— Work instructions —
Below are some entries. Copy each line that holds the string "Rate".

Records from a collection of figures:
┄┄┄┄┄┄┄┄┄┄┄┄┄┄┄┄┄┄┄┄

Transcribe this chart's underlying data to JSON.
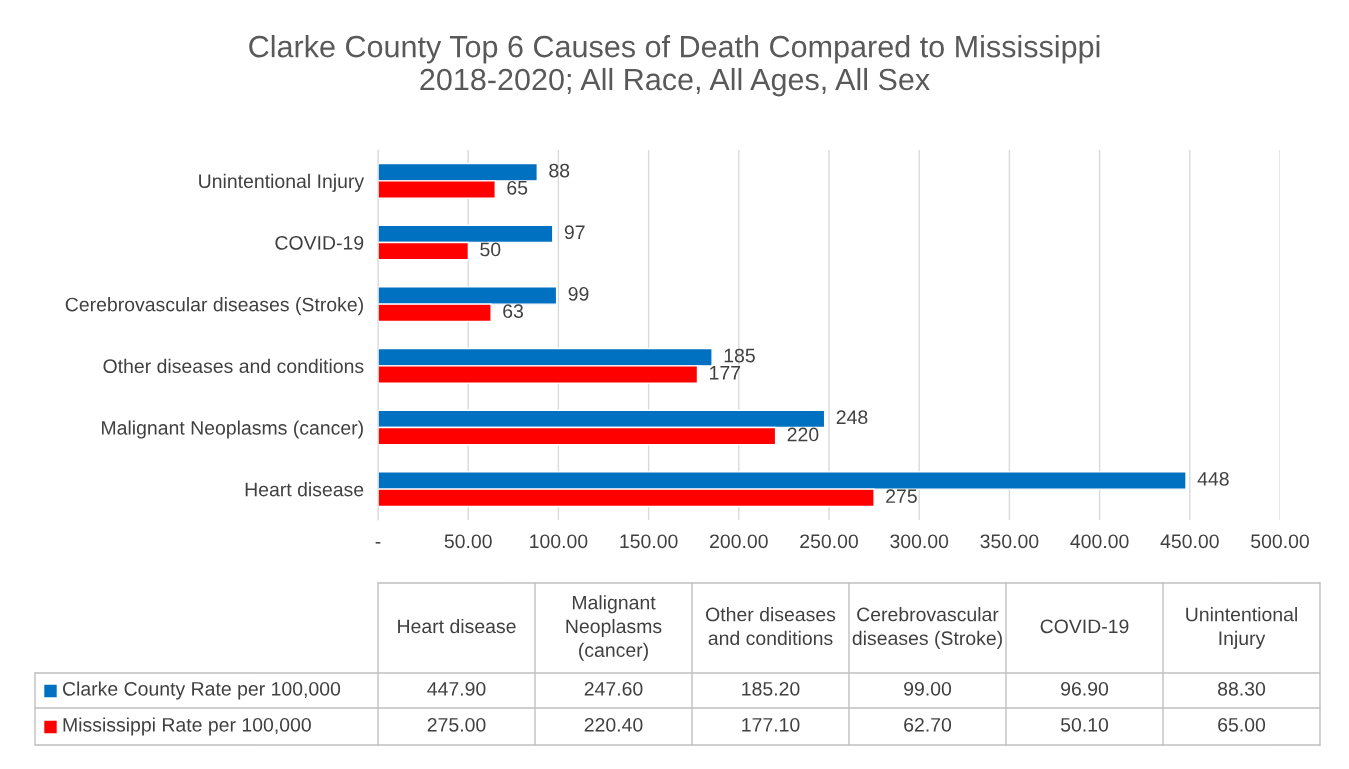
{
  "chart_data": {
    "type": "bar",
    "orientation": "horizontal",
    "title": "Clarke County Top 6 Causes of Death Compared to Mississippi\n2018-2020; All Race, All Ages, All Sex",
    "categories": [
      "Unintentional Injury",
      "COVID-19",
      "Cerebrovascular diseases (Stroke)",
      "Other diseases and conditions",
      "Malignant Neoplasms (cancer)",
      "Heart disease"
    ],
    "series": [
      {
        "name": "Clarke County Rate per 100,000",
        "color": "#0070c0",
        "values": [
          88.3,
          96.9,
          99.0,
          185.2,
          247.6,
          447.9
        ],
        "value_labels": [
          "88",
          "97",
          "99",
          "185",
          "248",
          "448"
        ]
      },
      {
        "name": "Mississippi Rate per 100,000",
        "color": "#ff0000",
        "values": [
          65.0,
          50.1,
          62.7,
          177.1,
          220.4,
          275.0
        ],
        "value_labels": [
          "65",
          "50",
          "63",
          "177",
          "220",
          "275"
        ]
      }
    ],
    "xlim": [
      0,
      500
    ],
    "xticks": [
      {
        "value": 0,
        "label": "-"
      },
      {
        "value": 50,
        "label": "50.00"
      },
      {
        "value": 100,
        "label": "100.00"
      },
      {
        "value": 150,
        "label": "150.00"
      },
      {
        "value": 200,
        "label": "200.00"
      },
      {
        "value": 250,
        "label": "250.00"
      },
      {
        "value": 300,
        "label": "300.00"
      },
      {
        "value": 350,
        "label": "350.00"
      },
      {
        "value": 400,
        "label": "400.00"
      },
      {
        "value": 450,
        "label": "450.00"
      },
      {
        "value": 500,
        "label": "500.00"
      }
    ],
    "annotations": [
      "447.90",
      "247.60",
      "185.20",
      "99.00",
      "96.90",
      "88.30",
      "275.00",
      "220.40",
      "177.10",
      "62.70",
      "50.10",
      "65.00"
    ],
    "grid": "x",
    "legend": "bottom",
    "data_labels": true
  }
}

┄┄┄┄┄┄┄┄┄┄┄┄┄┄┄┄┄┄┄┄

— Task output —
        "name": "Clarke County Rate per 100,000",
        "name": "Mississippi Rate per 100,000",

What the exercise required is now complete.